ENTRIES:

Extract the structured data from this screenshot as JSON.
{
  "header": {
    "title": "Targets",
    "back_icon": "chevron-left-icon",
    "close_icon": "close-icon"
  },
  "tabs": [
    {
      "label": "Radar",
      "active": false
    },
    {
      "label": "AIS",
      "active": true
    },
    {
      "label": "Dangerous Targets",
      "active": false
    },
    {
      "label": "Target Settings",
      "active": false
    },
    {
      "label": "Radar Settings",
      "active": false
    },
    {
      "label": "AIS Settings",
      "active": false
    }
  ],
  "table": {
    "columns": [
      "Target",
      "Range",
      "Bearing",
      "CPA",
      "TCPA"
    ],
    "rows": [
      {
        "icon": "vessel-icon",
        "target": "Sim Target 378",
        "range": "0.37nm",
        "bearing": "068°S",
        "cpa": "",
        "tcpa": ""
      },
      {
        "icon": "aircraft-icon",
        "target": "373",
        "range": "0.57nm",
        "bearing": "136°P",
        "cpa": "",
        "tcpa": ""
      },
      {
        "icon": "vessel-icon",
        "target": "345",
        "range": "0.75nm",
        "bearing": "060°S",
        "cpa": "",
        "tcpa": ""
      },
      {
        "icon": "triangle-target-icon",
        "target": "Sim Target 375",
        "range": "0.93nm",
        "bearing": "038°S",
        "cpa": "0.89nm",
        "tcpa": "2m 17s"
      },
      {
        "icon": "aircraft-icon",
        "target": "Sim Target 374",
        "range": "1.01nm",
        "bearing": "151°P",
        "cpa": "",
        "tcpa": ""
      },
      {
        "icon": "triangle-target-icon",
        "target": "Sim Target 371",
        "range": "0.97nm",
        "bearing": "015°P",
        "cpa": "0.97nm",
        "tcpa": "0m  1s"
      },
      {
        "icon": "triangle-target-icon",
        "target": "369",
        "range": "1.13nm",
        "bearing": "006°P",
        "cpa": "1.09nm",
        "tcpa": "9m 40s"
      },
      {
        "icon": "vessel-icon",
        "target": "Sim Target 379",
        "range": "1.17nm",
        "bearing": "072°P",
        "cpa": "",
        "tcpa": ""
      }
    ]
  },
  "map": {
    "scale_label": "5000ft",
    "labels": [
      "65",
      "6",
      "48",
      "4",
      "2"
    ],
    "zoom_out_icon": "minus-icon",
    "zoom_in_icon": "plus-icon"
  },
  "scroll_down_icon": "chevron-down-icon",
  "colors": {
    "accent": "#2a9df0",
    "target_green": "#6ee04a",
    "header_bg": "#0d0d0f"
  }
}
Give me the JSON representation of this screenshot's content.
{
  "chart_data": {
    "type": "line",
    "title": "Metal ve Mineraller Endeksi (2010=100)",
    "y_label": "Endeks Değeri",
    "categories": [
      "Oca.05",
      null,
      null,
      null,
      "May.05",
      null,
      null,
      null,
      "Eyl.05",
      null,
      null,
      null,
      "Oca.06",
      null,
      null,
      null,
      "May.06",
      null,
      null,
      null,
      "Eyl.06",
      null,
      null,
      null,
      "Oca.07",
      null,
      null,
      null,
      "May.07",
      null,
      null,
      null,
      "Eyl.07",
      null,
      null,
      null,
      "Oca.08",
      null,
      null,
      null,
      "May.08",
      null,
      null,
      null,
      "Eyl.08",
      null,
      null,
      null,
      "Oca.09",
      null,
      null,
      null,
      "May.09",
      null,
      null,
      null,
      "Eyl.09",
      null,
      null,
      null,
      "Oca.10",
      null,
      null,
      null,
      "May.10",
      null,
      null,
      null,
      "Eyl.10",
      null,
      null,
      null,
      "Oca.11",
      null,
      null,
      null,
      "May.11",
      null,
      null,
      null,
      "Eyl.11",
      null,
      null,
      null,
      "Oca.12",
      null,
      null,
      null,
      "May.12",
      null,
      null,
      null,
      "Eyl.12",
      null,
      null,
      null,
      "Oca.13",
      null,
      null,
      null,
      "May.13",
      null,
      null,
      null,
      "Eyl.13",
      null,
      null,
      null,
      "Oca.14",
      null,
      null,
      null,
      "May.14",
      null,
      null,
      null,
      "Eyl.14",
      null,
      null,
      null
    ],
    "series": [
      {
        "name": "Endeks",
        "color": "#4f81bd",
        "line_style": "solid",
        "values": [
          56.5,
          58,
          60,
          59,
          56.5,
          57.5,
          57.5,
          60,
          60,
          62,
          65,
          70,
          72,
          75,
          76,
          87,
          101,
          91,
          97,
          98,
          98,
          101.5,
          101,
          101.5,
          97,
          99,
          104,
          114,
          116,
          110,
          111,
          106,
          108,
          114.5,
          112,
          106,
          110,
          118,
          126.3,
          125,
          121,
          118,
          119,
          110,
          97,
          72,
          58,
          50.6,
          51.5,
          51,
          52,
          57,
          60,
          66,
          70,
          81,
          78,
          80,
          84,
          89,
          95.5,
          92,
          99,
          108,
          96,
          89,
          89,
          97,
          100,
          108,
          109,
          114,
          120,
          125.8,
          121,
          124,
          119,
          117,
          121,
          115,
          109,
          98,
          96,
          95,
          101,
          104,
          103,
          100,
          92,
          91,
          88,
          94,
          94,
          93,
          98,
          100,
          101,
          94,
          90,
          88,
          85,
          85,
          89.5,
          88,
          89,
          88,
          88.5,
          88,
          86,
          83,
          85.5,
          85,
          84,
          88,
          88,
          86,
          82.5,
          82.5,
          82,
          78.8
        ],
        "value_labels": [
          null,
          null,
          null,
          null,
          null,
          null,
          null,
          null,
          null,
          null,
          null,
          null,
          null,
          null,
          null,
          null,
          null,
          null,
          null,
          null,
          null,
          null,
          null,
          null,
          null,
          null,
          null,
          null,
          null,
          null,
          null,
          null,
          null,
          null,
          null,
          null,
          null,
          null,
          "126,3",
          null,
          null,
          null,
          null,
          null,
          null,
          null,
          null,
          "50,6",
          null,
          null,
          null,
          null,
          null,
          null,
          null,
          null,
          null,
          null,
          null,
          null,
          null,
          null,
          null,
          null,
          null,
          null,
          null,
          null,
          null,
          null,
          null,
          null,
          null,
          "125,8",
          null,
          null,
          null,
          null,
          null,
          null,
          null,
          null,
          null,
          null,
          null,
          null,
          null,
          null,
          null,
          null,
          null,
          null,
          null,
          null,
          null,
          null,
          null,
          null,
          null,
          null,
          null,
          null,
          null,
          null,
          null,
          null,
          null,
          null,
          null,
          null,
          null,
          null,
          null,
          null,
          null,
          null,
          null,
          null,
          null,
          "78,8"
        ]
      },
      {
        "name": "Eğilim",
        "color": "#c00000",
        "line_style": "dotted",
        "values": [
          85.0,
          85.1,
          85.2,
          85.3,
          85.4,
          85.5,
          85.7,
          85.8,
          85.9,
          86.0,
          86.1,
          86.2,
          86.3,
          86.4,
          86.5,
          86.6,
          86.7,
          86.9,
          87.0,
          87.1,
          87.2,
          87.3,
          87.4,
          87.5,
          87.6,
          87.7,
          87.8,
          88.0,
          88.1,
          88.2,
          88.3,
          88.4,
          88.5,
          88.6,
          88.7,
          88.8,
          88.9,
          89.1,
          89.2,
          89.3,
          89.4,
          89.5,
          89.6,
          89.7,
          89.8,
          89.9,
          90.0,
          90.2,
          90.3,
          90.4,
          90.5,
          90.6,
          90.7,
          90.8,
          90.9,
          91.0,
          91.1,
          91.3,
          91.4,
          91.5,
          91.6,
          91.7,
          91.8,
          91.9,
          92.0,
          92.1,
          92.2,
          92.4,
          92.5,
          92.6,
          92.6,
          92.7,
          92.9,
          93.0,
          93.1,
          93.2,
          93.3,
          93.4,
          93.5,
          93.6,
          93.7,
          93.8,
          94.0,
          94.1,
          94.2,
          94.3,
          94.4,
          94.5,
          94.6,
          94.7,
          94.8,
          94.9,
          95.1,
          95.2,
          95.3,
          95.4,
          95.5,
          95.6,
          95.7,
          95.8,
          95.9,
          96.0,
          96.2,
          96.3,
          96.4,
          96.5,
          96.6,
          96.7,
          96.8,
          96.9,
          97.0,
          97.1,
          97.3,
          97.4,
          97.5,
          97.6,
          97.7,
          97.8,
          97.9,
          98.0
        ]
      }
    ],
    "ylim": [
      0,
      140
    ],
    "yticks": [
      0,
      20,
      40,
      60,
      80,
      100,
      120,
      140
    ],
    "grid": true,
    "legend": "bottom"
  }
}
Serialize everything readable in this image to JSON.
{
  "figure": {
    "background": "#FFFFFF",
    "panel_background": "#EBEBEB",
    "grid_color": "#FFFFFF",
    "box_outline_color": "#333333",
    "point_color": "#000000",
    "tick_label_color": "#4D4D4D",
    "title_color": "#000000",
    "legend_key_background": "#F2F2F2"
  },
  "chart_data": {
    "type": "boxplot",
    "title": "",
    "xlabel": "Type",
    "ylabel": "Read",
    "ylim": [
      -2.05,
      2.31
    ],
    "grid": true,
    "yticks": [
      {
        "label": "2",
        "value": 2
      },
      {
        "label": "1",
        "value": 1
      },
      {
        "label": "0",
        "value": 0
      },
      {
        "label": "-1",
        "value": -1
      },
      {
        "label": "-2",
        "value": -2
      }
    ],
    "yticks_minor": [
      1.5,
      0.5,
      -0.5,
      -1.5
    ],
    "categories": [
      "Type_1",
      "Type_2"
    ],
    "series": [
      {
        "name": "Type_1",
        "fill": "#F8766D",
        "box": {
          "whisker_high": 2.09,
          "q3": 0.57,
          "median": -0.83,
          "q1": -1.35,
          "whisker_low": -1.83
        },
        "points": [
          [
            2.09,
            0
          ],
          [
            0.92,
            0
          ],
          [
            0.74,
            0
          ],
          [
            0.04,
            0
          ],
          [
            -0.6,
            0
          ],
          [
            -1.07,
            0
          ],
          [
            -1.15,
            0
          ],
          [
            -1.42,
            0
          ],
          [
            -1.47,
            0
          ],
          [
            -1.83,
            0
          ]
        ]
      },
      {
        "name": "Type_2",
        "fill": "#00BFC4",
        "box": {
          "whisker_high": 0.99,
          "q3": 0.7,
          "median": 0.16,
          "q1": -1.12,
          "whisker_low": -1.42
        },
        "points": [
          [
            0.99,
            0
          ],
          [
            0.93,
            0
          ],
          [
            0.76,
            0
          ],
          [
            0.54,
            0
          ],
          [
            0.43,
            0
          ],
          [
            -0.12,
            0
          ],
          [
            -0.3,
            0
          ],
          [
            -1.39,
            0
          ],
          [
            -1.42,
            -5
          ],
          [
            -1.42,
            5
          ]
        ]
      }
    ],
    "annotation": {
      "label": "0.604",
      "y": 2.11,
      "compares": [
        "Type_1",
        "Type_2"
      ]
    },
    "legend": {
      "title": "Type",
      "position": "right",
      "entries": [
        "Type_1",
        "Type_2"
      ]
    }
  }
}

STATED PROBLEM: Copy every line of the listing that contains the word "FFFFFF".

RESULT:
    "background": "#FFFFFF",
    "grid_color": "#FFFFFF",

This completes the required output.